BEGIN Available records

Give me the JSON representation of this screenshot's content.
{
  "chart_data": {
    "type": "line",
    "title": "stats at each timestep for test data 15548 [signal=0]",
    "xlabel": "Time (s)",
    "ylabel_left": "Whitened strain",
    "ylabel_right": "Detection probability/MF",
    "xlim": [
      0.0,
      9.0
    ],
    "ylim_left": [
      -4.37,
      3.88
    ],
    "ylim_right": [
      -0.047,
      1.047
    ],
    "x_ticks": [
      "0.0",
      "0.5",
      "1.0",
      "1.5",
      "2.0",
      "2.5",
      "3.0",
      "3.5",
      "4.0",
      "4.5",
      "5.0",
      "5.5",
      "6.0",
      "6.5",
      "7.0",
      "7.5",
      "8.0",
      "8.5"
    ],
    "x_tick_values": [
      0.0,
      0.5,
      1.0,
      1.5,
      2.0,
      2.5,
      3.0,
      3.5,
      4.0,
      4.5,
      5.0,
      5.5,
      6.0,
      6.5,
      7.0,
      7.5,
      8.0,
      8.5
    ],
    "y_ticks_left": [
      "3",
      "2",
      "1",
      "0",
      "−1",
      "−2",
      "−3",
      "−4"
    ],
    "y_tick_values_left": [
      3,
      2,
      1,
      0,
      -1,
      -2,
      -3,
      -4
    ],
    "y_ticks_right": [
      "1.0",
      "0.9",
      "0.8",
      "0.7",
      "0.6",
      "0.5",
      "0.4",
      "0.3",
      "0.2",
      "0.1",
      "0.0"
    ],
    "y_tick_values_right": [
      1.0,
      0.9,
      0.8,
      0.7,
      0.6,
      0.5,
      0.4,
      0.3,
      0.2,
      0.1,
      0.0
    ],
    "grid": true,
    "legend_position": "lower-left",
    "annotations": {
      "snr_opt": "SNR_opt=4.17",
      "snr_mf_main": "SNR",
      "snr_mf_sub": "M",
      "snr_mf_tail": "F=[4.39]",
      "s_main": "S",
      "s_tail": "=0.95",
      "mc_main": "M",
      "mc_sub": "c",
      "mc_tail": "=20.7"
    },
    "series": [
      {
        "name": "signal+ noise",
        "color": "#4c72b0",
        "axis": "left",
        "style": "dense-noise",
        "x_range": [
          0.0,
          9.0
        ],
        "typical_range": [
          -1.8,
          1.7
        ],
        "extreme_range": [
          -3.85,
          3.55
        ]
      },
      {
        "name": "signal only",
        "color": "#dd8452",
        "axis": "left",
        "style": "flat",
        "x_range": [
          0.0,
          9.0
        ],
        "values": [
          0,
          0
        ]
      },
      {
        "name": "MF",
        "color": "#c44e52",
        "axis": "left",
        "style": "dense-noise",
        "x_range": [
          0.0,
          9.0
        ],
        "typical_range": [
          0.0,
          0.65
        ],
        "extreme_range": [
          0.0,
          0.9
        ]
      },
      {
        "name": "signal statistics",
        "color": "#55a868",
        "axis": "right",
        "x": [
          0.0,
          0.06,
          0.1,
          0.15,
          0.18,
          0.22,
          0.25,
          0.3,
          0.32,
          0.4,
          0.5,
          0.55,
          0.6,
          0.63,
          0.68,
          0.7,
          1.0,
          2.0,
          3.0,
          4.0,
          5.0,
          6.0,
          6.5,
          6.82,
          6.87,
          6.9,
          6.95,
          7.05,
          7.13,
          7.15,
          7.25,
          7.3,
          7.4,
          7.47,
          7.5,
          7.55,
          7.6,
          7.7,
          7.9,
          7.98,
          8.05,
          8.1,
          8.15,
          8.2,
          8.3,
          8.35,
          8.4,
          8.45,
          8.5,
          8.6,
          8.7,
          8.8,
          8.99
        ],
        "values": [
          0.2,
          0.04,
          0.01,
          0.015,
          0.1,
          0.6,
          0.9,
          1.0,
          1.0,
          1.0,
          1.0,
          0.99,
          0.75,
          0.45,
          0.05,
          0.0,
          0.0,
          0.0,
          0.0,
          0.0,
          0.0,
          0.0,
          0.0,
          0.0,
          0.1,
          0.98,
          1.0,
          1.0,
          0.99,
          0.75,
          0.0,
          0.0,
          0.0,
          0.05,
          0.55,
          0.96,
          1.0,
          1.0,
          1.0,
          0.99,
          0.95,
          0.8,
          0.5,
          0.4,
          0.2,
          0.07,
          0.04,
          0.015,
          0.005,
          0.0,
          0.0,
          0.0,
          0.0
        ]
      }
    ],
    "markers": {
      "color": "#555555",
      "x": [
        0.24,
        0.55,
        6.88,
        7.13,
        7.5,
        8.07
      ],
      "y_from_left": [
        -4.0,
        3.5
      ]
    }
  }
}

END Available records

Every record should be repeated exactly; please leave none out.

Give me the JSON representation of this screenshot's content.
{
  "chart_data": {
    "type": "line",
    "title": "stats at each timestep for test data 15548 [signal=0]",
    "xlabel": "Time (s)",
    "ylabel_left": "Whitened strain",
    "ylabel_right": "Detection probability/MF",
    "xlim": [
      0.0,
      9.0
    ],
    "ylim_left": [
      -4.37,
      3.88
    ],
    "ylim_right": [
      -0.047,
      1.047
    ],
    "x_ticks": [
      "0.0",
      "0.5",
      "1.0",
      "1.5",
      "2.0",
      "2.5",
      "3.0",
      "3.5",
      "4.0",
      "4.5",
      "5.0",
      "5.5",
      "6.0",
      "6.5",
      "7.0",
      "7.5",
      "8.0",
      "8.5"
    ],
    "x_tick_values": [
      0.0,
      0.5,
      1.0,
      1.5,
      2.0,
      2.5,
      3.0,
      3.5,
      4.0,
      4.5,
      5.0,
      5.5,
      6.0,
      6.5,
      7.0,
      7.5,
      8.0,
      8.5
    ],
    "y_ticks_left": [
      "3",
      "2",
      "1",
      "0",
      "−1",
      "−2",
      "−3",
      "−4"
    ],
    "y_tick_values_left": [
      3,
      2,
      1,
      0,
      -1,
      -2,
      -3,
      -4
    ],
    "y_ticks_right": [
      "1.0",
      "0.9",
      "0.8",
      "0.7",
      "0.6",
      "0.5",
      "0.4",
      "0.3",
      "0.2",
      "0.1",
      "0.0"
    ],
    "y_tick_values_right": [
      1.0,
      0.9,
      0.8,
      0.7,
      0.6,
      0.5,
      0.4,
      0.3,
      0.2,
      0.1,
      0.0
    ],
    "grid": true,
    "legend_position": "lower-left",
    "annotations": {
      "snr_opt": "SNR_opt=4.17",
      "snr_mf_main": "SNR",
      "snr_mf_sub": "M",
      "snr_mf_tail": "F=[4.39]",
      "s_main": "S",
      "s_tail": "=0.95",
      "mc_main": "M",
      "mc_sub": "c",
      "mc_tail": "=20.7"
    },
    "series": [
      {
        "name": "signal+ noise",
        "color": "#4c72b0",
        "axis": "left",
        "style": "dense-noise",
        "x_range": [
          0.0,
          9.0
        ],
        "typical_range": [
          -1.8,
          1.7
        ],
        "extreme_range": [
          -3.85,
          3.55
        ]
      },
      {
        "name": "signal only",
        "color": "#dd8452",
        "axis": "left",
        "style": "flat",
        "x_range": [
          0.0,
          9.0
        ],
        "values": [
          0,
          0
        ]
      },
      {
        "name": "MF",
        "color": "#c44e52",
        "axis": "left",
        "style": "dense-noise",
        "x_range": [
          0.0,
          9.0
        ],
        "typical_range": [
          0.0,
          0.65
        ],
        "extreme_range": [
          0.0,
          0.9
        ]
      },
      {
        "name": "signal statistics",
        "color": "#55a868",
        "axis": "right",
        "x": [
          0.0,
          0.06,
          0.1,
          0.15,
          0.18,
          0.22,
          0.25,
          0.3,
          0.32,
          0.4,
          0.5,
          0.55,
          0.6,
          0.63,
          0.68,
          0.7,
          1.0,
          2.0,
          3.0,
          4.0,
          5.0,
          6.0,
          6.5,
          6.82,
          6.87,
          6.9,
          6.95,
          7.05,
          7.13,
          7.15,
          7.25,
          7.3,
          7.4,
          7.47,
          7.5,
          7.55,
          7.6,
          7.7,
          7.9,
          7.98,
          8.05,
          8.1,
          8.15,
          8.2,
          8.3,
          8.35,
          8.4,
          8.45,
          8.5,
          8.6,
          8.7,
          8.8,
          8.99
        ],
        "values": [
          0.2,
          0.04,
          0.01,
          0.015,
          0.1,
          0.6,
          0.9,
          1.0,
          1.0,
          1.0,
          1.0,
          0.99,
          0.75,
          0.45,
          0.05,
          0.0,
          0.0,
          0.0,
          0.0,
          0.0,
          0.0,
          0.0,
          0.0,
          0.0,
          0.1,
          0.98,
          1.0,
          1.0,
          0.99,
          0.75,
          0.0,
          0.0,
          0.0,
          0.05,
          0.55,
          0.96,
          1.0,
          1.0,
          1.0,
          0.99,
          0.95,
          0.8,
          0.5,
          0.4,
          0.2,
          0.07,
          0.04,
          0.015,
          0.005,
          0.0,
          0.0,
          0.0,
          0.0
        ]
      }
    ],
    "markers": {
      "color": "#555555",
      "x": [
        0.24,
        0.55,
        6.88,
        7.13,
        7.5,
        8.07
      ],
      "y_from_left": [
        -4.0,
        3.5
      ]
    }
  }
}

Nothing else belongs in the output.